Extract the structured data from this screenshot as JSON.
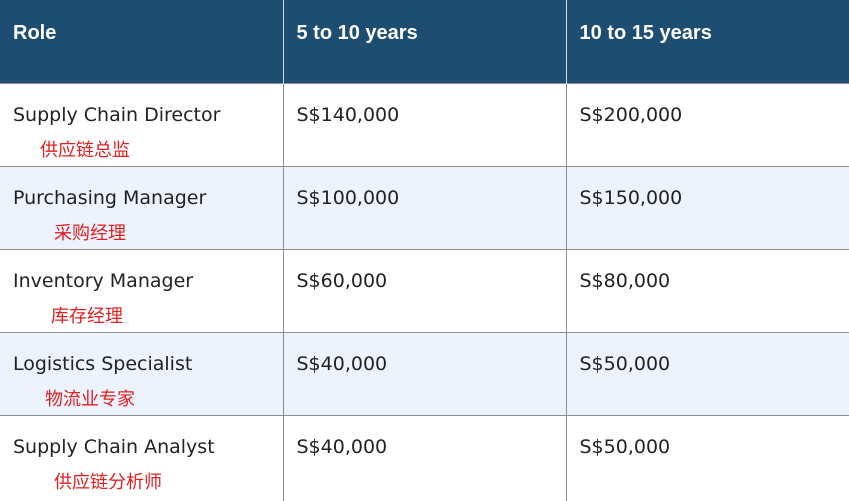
{
  "table": {
    "headers": [
      "Role",
      "5 to 10 years",
      "10 to 15 years"
    ],
    "rows": [
      {
        "role": "Supply Chain Director",
        "role_zh": "供应链总监",
        "y5_10": "S$140,000",
        "y10_15": "S$200,000"
      },
      {
        "role": "Purchasing Manager",
        "role_zh": "采购经理",
        "y5_10": "S$100,000",
        "y10_15": "S$150,000"
      },
      {
        "role": "Inventory Manager",
        "role_zh": "库存经理",
        "y5_10": "S$60,000",
        "y10_15": "S$80,000"
      },
      {
        "role": "Logistics Specialist",
        "role_zh": "物流业专家",
        "y5_10": "S$40,000",
        "y10_15": "S$50,000"
      },
      {
        "role": "Supply Chain Analyst",
        "role_zh": "供应链分析师",
        "y5_10": "S$40,000",
        "y10_15": "S$50,000"
      }
    ]
  },
  "colors": {
    "header_bg": "#1d4e72",
    "header_text": "#ffffff",
    "alt_row_bg": "#edf3fd",
    "translation_text": "#e02020"
  }
}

### Written exercise:
Transcribe every entry word for word, but omit the pictures.

### Task answer:
Extract the structured data from this screenshot as JSON.
{
  "table": {
    "headers": [
      "Role",
      "5 to 10 years",
      "10 to 15 years"
    ],
    "rows": [
      {
        "role": "Supply Chain Director",
        "role_zh": "供应链总监",
        "y5_10": "S$140,000",
        "y10_15": "S$200,000"
      },
      {
        "role": "Purchasing Manager",
        "role_zh": "采购经理",
        "y5_10": "S$100,000",
        "y10_15": "S$150,000"
      },
      {
        "role": "Inventory Manager",
        "role_zh": "库存经理",
        "y5_10": "S$60,000",
        "y10_15": "S$80,000"
      },
      {
        "role": "Logistics Specialist",
        "role_zh": "物流业专家",
        "y5_10": "S$40,000",
        "y10_15": "S$50,000"
      },
      {
        "role": "Supply Chain Analyst",
        "role_zh": "供应链分析师",
        "y5_10": "S$40,000",
        "y10_15": "S$50,000"
      }
    ]
  },
  "colors": {
    "header_bg": "#1d4e72",
    "header_text": "#ffffff",
    "alt_row_bg": "#edf3fd",
    "translation_text": "#e02020"
  }
}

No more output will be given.